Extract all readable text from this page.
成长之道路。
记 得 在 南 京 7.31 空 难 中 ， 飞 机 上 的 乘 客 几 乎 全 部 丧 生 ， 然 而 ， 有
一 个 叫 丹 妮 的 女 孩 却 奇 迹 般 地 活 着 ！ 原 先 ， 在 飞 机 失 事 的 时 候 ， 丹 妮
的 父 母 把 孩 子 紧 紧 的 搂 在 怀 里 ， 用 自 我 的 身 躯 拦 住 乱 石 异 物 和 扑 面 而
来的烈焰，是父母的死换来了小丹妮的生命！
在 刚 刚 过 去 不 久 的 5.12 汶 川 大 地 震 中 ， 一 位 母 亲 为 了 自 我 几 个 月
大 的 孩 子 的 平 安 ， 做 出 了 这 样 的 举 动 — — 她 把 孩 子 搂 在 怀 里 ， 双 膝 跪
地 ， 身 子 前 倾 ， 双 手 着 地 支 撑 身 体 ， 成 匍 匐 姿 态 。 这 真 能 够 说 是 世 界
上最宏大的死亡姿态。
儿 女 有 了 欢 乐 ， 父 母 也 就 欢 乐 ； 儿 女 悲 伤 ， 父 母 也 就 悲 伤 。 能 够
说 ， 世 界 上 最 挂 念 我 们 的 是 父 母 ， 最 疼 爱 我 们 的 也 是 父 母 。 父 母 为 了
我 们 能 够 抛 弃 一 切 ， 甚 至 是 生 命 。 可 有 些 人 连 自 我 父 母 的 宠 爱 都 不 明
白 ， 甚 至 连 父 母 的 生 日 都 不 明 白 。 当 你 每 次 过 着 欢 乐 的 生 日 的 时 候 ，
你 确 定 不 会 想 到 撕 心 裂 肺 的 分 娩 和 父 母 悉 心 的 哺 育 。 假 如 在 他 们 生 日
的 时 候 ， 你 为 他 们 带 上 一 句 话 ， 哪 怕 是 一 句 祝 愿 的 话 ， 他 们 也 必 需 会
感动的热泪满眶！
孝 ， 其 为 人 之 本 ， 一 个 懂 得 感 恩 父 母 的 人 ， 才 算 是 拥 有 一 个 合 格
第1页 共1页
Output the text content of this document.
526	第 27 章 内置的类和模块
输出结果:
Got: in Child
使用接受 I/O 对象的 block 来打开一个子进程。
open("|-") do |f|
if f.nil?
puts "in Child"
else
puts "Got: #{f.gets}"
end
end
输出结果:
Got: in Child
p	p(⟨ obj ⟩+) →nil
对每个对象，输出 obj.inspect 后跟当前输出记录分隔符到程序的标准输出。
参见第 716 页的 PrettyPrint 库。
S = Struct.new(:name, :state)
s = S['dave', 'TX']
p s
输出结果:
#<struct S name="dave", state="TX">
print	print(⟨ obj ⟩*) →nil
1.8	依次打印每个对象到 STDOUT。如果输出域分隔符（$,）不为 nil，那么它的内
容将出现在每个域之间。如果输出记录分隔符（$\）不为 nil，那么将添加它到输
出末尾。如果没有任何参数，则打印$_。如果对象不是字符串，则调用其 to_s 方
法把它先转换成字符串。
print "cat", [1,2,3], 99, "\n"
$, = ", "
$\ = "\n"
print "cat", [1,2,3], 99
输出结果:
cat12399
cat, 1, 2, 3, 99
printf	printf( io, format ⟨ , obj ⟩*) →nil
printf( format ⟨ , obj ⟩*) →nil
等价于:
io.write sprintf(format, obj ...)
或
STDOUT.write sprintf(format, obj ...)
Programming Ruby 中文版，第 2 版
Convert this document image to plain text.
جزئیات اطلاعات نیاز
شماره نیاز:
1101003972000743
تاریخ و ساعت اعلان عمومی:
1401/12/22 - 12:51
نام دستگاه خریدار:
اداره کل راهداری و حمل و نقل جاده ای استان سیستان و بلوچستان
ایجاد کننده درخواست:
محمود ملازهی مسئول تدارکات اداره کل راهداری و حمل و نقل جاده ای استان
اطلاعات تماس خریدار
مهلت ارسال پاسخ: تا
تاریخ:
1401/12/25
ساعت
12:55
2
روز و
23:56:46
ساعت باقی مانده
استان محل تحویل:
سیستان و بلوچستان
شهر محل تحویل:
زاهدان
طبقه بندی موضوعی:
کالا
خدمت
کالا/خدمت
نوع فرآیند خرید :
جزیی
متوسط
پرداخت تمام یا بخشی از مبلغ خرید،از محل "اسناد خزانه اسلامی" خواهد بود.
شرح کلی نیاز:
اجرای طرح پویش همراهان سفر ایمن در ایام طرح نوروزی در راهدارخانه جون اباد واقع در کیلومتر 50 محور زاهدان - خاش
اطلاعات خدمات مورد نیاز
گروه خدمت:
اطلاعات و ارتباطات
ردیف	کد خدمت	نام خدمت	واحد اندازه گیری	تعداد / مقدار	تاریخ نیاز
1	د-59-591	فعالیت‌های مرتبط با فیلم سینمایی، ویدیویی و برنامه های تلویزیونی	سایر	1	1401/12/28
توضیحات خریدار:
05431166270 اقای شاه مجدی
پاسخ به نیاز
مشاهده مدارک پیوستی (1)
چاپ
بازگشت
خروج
------------------------------------------------------------------------
→ TASK TO COMPLETE: Type the whole listing again, unaltered.

→ ANSWER FOR THE TASK:
Extract all readable text from this page.
成长之道路。
记 得 在 南 京 7.31 空 难 中 ， 飞 机 上 的 乘 客 几 乎 全 部 丧 生 ， 然 而 ， 有
一 个 叫 丹 妮 的 女 孩 却 奇 迹 般 地 活 着 ！ 原 先 ， 在 飞 机 失 事 的 时 候 ， 丹 妮
的 父 母 把 孩 子 紧 紧 的 搂 在 怀 里 ， 用 自 我 的 身 躯 拦 住 乱 石 异 物 和 扑 面 而
来的烈焰，是父母的死换来了小丹妮的生命！
在 刚 刚 过 去 不 久 的 5.12 汶 川 大 地 震 中 ， 一 位 母 亲 为 了 自 我 几 个 月
大 的 孩 子 的 平 安 ， 做 出 了 这 样 的 举 动 — — 她 把 孩 子 搂 在 怀 里 ， 双 膝 跪
地 ， 身 子 前 倾 ， 双 手 着 地 支 撑 身 体 ， 成 匍 匐 姿 态 。 这 真 能 够 说 是 世 界
上最宏大的死亡姿态。
儿 女 有 了 欢 乐 ， 父 母 也 就 欢 乐 ； 儿 女 悲 伤 ， 父 母 也 就 悲 伤 。 能 够
说 ， 世 界 上 最 挂 念 我 们 的 是 父 母 ， 最 疼 爱 我 们 的 也 是 父 母 。 父 母 为 了
我 们 能 够 抛 弃 一 切 ， 甚 至 是 生 命 。 可 有 些 人 连 自 我 父 母 的 宠 爱 都 不 明
白 ， 甚 至 连 父 母 的 生 日 都 不 明 白 。 当 你 每 次 过 着 欢 乐 的 生 日 的 时 候 ，
你 确 定 不 会 想 到 撕 心 裂 肺 的 分 娩 和 父 母 悉 心 的 哺 育 。 假 如 在 他 们 生 日
的 时 候 ， 你 为 他 们 带 上 一 句 话 ， 哪 怕 是 一 句 祝 愿 的 话 ， 他 们 也 必 需 会
感动的热泪满眶！
孝 ， 其 为 人 之 本 ， 一 个 懂 得 感 恩 父 母 的 人 ， 才 算 是 拥 有 一 个 合 格
第1页 共1页
Output the text content of this document.
526	第 27 章 内置的类和模块
输出结果:
Got: in Child
使用接受 I/O 对象的 block 来打开一个子进程。
open("|-") do |f|
if f.nil?
puts "in Child"
else
puts "Got: #{f.gets}"
end
end
输出结果:
Got: in Child
p	p(⟨ obj ⟩+) →nil
对每个对象，输出 obj.inspect 后跟当前输出记录分隔符到程序的标准输出。
参见第 716 页的 PrettyPrint 库。
S = Struct.new(:name, :state)
s = S['dave', 'TX']
p s
输出结果:
#<struct S name="dave", state="TX">
print	print(⟨ obj ⟩*) →nil
1.8	依次打印每个对象到 STDOUT。如果输出域分隔符（$,）不为 nil，那么它的内
容将出现在每个域之间。如果输出记录分隔符（$\）不为 nil，那么将添加它到输
出末尾。如果没有任何参数，则打印$_。如果对象不是字符串，则调用其 to_s 方
法把它先转换成字符串。
print "cat", [1,2,3], 99, "\n"
$, = ", "
$\ = "\n"
print "cat", [1,2,3], 99
输出结果:
cat12399
cat, 1, 2, 3, 99
printf	printf( io, format ⟨ , obj ⟩*) →nil
printf( format ⟨ , obj ⟩*) →nil
等价于:
io.write sprintf(format, obj ...)
或
STDOUT.write sprintf(format, obj ...)
Programming Ruby 中文版，第 2 版
Convert this document image to plain text.
جزئیات اطلاعات نیاز
شماره نیاز:
1101003972000743
تاریخ و ساعت اعلان عمومی:
1401/12/22 - 12:51
نام دستگاه خریدار:
اداره کل راهداری و حمل و نقل جاده ای استان سیستان و بلوچستان
ایجاد کننده درخواست:
محمود ملازهی مسئول تدارکات اداره کل راهداری و حمل و نقل جاده ای استان
اطلاعات تماس خریدار
مهلت ارسال پاسخ: تا
تاریخ:
1401/12/25
ساعت
12:55
2
روز و
23:56:46
ساعت باقی مانده
استان محل تحویل:
سیستان و بلوچستان
شهر محل تحویل:
زاهدان
طبقه بندی موضوعی:
کالا
خدمت
کالا/خدمت
نوع فرآیند خرید :
جزیی
متوسط
پرداخت تمام یا بخشی از مبلغ خرید،از محل "اسناد خزانه اسلامی" خواهد بود.
شرح کلی نیاز:
اجرای طرح پویش همراهان سفر ایمن در ایام طرح نوروزی در راهدارخانه جون اباد واقع در کیلومتر 50 محور زاهدان - خاش
اطلاعات خدمات مورد نیاز
گروه خدمت:
اطلاعات و ارتباطات
ردیف	کد خدمت	نام خدمت	واحد اندازه گیری	تعداد / مقدار	تاریخ نیاز
1	د-59-591	فعالیت‌های مرتبط با فیلم سینمایی، ویدیویی و برنامه های تلویزیونی	سایر	1	1401/12/28
توضیحات خریدار:
05431166270 اقای شاه مجدی
پاسخ به نیاز
مشاهده مدارک پیوستی (1)
چاپ
بازگشت
خروج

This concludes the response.